## Supplied passage
◇ ◇ ◇ ◇ ◇

As a rule, people are predictable creatures. Ask a crowd of people to think of a vegetable, and 90% of folks will answer “carrot.” The same is true for when asked about a popular tool (the majority of us, of course, say “hammer.”) This is known as the Prototype Theory, or a “mode of graded categorization in cognitive science, where some members of a category are more central than others,” according to Wikipedia.

What this means to your SEO strategies is simple: understand how people think, and then design and execute sites and content with your audience in mind. If you do this successfully, your customers will be like moths to a flame.

Why SEO Efforts Often Fall Short

Many companies approach the business of search engine rankings by creating websites and marketing campaigns that appeal to what they want, not the customer they are catering to. They then resort to shock and awe when their efforts don’t produce tangible results.

SEO is never ever about you, the company; it’s always about the consumer. The more you boast about your latest achievements, without actually providing a valuable service or solving a problem your customers have, the less likely you are to make a lasting connection.

Every time you post a social update, a new blog entry, or any example of SEO related content marketing, you should ask yourself – will my audience “Like” this on Facebook? Is this a piece of content I can envision being viral? Will people comment, or even post to their social media accounts? If you’re not feeling it, no one will.

Using Social Proof to Guide Your Campaigns

Social proof is a media term that essentially describes the herd mentality, this time in reference to online social habits. This is extremely relevant in the world of SEO. If you’re choosing your keywords based on the image you’d like your company to portray, they will only do heavy lifting for you if they are congruent with the language people are currently using.

Your SEO, therefore, needs to be rooted in modern times. This is where psychology becomes so critical to your business’ success, and your marketing team should be committed to monthly research studying the latest social trends in your industry.

Practical Tips on How to Stay Current With Your Audience

No matter how smart you fancy yourself to be, no matter how much you think you know your demographic, humble yourself each month and do some homework. Trends change, and depending on your industry, trends can literally flip-flop overnight. Many marketers use their intuition, or trusted hunches, to make key planning decisions. If you don’t have data to back up what your gut tells you, any efforts you launch could be a complete waste of time and money.

To that end, here are some easy and helpful ways to get inside the minds of your customers:
Within every customer base are a handful of vocal, socially prominent users. Follow your top fans, engage with them socially, and study what common threads you see among these users.
Read top industry blogs and news sites for you niche, and draft content marketing strategies around current key issues and ideas.
Every time you’re ready to draft new content, Google the topics, and study not just the popularity of your chosen focus, but the exact phrases that appear most frequently. For example, people rarely write articles about “SEO that follows the rules,” but “White Hat SEO” is white hot. Choose your words carefully.

◇ ◇ ◇ ◇ ◇

## Data excerpts
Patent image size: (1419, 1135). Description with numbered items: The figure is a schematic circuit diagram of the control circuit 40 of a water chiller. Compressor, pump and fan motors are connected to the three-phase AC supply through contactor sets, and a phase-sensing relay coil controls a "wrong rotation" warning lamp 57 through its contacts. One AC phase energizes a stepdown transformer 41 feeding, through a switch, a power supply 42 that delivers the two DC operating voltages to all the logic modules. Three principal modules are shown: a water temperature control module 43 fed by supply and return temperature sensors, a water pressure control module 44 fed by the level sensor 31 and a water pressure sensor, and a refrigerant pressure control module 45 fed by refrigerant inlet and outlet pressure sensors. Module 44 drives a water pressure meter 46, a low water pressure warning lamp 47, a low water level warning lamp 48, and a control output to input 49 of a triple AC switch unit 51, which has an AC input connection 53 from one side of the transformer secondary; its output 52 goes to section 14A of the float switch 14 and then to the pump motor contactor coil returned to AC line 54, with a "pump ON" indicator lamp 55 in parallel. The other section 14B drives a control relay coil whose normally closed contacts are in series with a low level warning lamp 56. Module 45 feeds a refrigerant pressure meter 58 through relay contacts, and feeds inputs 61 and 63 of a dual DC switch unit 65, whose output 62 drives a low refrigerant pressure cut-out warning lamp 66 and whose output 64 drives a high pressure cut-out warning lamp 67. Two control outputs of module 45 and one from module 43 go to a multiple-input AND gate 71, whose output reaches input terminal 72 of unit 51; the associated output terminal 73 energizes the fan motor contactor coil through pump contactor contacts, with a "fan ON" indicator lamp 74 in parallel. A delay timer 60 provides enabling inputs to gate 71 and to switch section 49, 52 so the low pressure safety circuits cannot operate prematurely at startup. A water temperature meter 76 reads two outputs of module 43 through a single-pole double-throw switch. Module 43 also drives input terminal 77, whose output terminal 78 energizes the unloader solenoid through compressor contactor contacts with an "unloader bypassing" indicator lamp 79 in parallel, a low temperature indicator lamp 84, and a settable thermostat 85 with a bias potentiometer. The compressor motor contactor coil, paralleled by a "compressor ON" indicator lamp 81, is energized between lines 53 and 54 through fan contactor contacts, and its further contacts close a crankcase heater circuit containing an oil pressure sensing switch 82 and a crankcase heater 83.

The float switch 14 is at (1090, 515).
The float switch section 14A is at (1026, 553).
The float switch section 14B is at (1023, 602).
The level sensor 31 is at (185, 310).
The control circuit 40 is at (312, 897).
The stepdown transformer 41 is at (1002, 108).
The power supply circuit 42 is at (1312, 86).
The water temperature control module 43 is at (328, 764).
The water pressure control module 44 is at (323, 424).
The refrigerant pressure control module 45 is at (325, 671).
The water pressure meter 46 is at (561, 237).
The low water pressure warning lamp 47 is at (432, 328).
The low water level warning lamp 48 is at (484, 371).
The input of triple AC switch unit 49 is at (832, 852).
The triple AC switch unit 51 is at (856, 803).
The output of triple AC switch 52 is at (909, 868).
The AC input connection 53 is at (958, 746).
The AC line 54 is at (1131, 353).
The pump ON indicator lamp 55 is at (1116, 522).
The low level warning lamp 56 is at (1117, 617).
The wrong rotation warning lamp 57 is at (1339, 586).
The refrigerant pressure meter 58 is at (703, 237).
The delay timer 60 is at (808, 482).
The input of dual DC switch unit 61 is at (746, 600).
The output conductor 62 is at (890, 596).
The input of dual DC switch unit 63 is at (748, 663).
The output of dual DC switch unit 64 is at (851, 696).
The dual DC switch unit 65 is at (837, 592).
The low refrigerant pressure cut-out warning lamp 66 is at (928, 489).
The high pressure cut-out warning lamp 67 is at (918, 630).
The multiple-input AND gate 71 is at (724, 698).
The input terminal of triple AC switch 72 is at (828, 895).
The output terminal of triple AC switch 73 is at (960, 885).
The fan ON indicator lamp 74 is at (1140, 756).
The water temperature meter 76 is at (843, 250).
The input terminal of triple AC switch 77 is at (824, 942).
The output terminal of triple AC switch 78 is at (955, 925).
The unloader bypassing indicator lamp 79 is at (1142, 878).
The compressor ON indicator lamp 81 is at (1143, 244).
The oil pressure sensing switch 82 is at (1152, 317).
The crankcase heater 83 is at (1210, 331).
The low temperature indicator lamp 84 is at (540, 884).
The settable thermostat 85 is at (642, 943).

◇ ◇ ◇ ◇ ◇

## Description of the task
Reproduce word for word the part of the passage on SEO and audience psychology starting at "Your SEO, therefore, needs" and ending at "time and money.". Work only from the passage on SEO and audience psychology.

## Exercise output
Your SEO, therefore, needs to be rooted in modern times. This is where psychology becomes so critical to your business’ success, and your marketing team should be committed to monthly research studying the latest social trends in your industry.

Practical Tips on How to Stay Current With Your Audience

No matter how smart you fancy yourself to be, no matter how much you think you know your demographic, humble yourself each month and do some homework. Trends change, and depending on your industry, trends can literally flip-flop overnight. Many marketers use their intuition, or trusted hunches, to make key planning decisions. If you don’t have data to back up what your gut tells you, any efforts you launch could be a complete waste of time and money.